From the entries that follow, list every line in which the string "temperature" appears.
━━━━━━
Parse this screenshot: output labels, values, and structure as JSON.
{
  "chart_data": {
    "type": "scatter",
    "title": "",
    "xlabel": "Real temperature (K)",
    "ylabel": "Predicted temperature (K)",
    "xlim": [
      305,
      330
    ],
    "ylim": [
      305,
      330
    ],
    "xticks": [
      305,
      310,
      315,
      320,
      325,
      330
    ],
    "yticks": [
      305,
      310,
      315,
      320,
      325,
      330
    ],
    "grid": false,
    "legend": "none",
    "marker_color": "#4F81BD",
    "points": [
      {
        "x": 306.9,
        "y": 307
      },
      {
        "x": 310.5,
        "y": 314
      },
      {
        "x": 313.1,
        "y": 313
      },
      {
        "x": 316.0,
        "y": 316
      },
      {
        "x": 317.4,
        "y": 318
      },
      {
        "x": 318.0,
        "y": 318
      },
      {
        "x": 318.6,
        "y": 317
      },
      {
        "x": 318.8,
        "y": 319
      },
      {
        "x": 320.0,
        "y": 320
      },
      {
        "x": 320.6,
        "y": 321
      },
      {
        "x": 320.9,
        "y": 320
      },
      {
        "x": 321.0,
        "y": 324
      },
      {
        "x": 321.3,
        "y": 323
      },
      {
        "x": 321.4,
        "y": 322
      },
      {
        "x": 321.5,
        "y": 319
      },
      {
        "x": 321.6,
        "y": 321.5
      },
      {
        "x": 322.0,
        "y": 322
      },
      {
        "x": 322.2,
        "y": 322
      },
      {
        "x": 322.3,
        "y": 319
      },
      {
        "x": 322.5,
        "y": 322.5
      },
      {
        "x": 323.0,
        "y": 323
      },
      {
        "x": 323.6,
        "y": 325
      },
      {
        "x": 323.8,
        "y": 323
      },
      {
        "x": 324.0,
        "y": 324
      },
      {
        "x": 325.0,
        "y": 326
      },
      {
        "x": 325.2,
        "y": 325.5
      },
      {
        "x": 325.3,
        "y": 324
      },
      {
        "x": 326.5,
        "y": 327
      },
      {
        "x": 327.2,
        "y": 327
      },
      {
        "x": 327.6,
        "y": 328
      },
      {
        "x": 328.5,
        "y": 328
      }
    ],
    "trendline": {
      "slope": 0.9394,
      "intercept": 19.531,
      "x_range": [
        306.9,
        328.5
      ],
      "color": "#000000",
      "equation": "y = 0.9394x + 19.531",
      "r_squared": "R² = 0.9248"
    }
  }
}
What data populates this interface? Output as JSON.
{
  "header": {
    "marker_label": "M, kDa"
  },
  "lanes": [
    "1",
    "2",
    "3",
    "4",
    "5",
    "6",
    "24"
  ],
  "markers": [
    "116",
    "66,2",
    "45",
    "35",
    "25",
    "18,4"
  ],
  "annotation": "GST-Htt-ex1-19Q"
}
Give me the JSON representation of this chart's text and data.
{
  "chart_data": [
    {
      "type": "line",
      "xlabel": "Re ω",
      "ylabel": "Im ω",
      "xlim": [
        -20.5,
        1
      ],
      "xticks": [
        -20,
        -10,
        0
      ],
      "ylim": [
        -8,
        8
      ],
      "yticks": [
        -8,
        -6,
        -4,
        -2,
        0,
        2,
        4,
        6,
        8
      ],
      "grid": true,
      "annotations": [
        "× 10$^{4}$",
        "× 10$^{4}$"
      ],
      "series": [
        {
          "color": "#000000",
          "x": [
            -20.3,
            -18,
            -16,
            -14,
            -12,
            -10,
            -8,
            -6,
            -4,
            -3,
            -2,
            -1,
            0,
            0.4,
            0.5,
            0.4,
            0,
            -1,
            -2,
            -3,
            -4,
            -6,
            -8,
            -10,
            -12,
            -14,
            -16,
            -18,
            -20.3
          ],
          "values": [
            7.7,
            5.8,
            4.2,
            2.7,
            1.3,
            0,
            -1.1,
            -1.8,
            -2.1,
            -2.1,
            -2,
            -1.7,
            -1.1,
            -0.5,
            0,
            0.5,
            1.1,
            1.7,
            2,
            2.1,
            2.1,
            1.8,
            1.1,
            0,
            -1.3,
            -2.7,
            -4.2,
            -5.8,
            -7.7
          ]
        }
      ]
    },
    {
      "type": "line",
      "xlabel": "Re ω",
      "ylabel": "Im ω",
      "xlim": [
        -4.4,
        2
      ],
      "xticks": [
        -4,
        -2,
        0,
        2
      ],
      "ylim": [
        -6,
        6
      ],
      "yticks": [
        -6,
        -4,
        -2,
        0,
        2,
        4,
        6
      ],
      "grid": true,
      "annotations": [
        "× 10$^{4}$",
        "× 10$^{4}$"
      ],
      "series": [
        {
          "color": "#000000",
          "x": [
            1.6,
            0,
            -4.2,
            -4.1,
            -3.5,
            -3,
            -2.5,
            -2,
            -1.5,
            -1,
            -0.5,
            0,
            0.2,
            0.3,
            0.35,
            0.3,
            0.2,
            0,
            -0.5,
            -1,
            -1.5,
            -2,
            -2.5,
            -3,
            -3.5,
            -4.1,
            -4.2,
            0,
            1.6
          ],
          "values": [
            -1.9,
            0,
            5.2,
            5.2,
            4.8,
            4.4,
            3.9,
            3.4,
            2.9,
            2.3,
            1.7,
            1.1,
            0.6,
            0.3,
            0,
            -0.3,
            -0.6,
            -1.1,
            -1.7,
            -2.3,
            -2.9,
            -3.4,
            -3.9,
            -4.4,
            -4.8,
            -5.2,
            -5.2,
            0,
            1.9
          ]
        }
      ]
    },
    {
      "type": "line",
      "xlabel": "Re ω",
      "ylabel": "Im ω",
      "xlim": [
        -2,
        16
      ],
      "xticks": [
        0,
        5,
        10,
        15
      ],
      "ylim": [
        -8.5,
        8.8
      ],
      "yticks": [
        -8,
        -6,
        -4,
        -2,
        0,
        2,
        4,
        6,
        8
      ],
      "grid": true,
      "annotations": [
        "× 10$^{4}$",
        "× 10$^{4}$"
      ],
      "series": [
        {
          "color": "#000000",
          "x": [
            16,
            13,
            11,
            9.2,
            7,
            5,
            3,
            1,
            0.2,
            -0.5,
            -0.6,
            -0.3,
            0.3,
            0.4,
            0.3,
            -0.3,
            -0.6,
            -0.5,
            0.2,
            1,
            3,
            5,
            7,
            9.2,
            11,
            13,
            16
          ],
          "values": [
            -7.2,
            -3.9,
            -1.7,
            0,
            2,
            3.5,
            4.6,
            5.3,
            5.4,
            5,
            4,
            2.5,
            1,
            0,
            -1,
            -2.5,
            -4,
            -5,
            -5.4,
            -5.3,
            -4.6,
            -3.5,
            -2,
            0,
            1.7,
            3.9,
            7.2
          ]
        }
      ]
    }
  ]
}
━━━━━━
[Result of this exercise]
    "xlabel": "Real temperature (K)",
    "ylabel": "Predicted temperature (K)",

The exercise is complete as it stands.